▶ [Data shown]:

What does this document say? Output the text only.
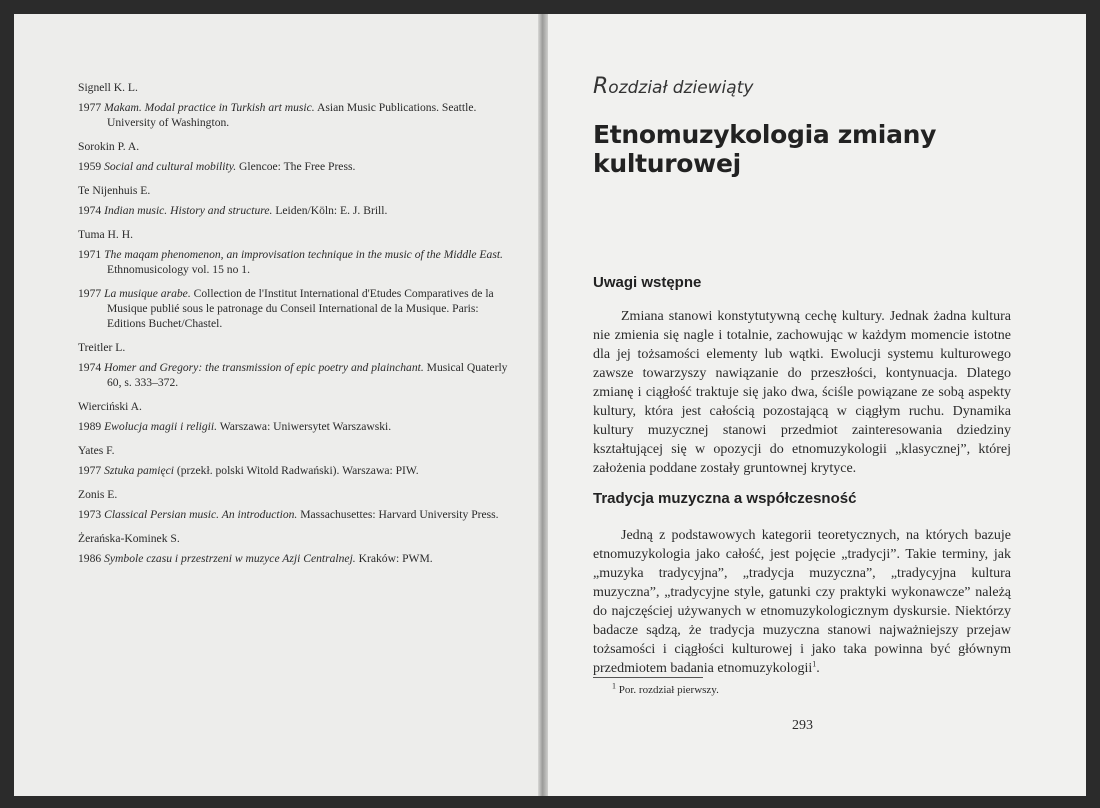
Signell K. L.
1977 Makam. Modal practice in Turkish art music. Asian Music Publications. Seattle. University of Washington.
Sorokin P. A.
1959 Social and cultural mobility. Glencoe: The Free Press.
Te Nijenhuis E.
1974 Indian music. History and structure. Leiden/Köln: E. J. Brill.
Tuma H. H.
1971 The maqam phenomenon, an improvisation technique in the music of the Middle East. Ethnomusicology vol. 15 no 1.
1977 La musique arabe. Collection de l'Institut International d'Etudes Comparatives de la Musique publié sous le patronage du Conseil International de la Musique. Paris: Editions Buchet/Chastel.
Treitler L.
1974 Homer and Gregory: the transmission of epic poetry and plainchant. Musical Quaterly 60, s. 333–372.
Wierciński A.
1989 Ewolucja magii i religii. Warszawa: Uniwersytet Warszawski.
Yates F.
1977 Sztuka pamięci (przekł. polski Witold Radwański). Warszawa: PIW.
Zonis E.
1973 Classical Persian music. An introduction. Massachusettes: Harvard University Press.
Żerańska-Kominek S.
1986 Symbole czasu i przestrzeni w muzyce Azji Centralnej. Kraków: PWM.
Rozdział dziewiąty
Etnomuzykologia zmiany kulturowej
Uwagi wstępne

Zmiana stanowi konstytutywną cechę kultury. Jednak żadna kultura nie zmienia się nagle i totalnie, zachowując w każdym momencie istotne dla jej tożsamości elementy lub wątki. Ewolucji systemu kulturowego zawsze towarzyszy nawiązanie do przeszłości, kontynuacja. Dlatego zmianę i ciągłość traktuje się jako dwa, ściśle powiązane ze sobą aspekty kultury, która jest całością pozostającą w ciągłym ruchu. Dynamika kultury muzycznej stanowi przedmiot zainteresowania dziedziny kształtującej się w opozycji do etnomuzykologii „klasycznej”, której założenia poddane zostały gruntownej krytyce.

Tradycja muzyczna a współczesność

Jedną z podstawowych kategorii teoretycznych, na których bazuje etnomuzykologia jako całość, jest pojęcie „tradycji”. Takie terminy, jak „muzyka tradycyjna”, „tradycja muzyczna”, „tradycyjna kultura muzyczna”, „tradycyjne style, gatunki czy praktyki wykonawcze” należą do najczęściej używanych w etnomuzykologicznym dyskursie. Niektórzy badacze sądzą, że tradycja muzyczna stanowi najważniejszy przejaw tożsamości i ciągłości kulturowej i jako taka powinna być głównym przedmiotem badania etnomuzykologii$^1$.

$^1$ Por. rozdział pierwszy.
293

▶ [Given request]: Scan the listing above for the word "Warszawa" and copy every line that holds it.

▶ [Finished answer]:
1989 Ewolucja magii i religii. Warszawa: Uniwersytet Warszawski.
1977 Sztuka pamięci (przekł. polski Witold Radwański). Warszawa: PIW.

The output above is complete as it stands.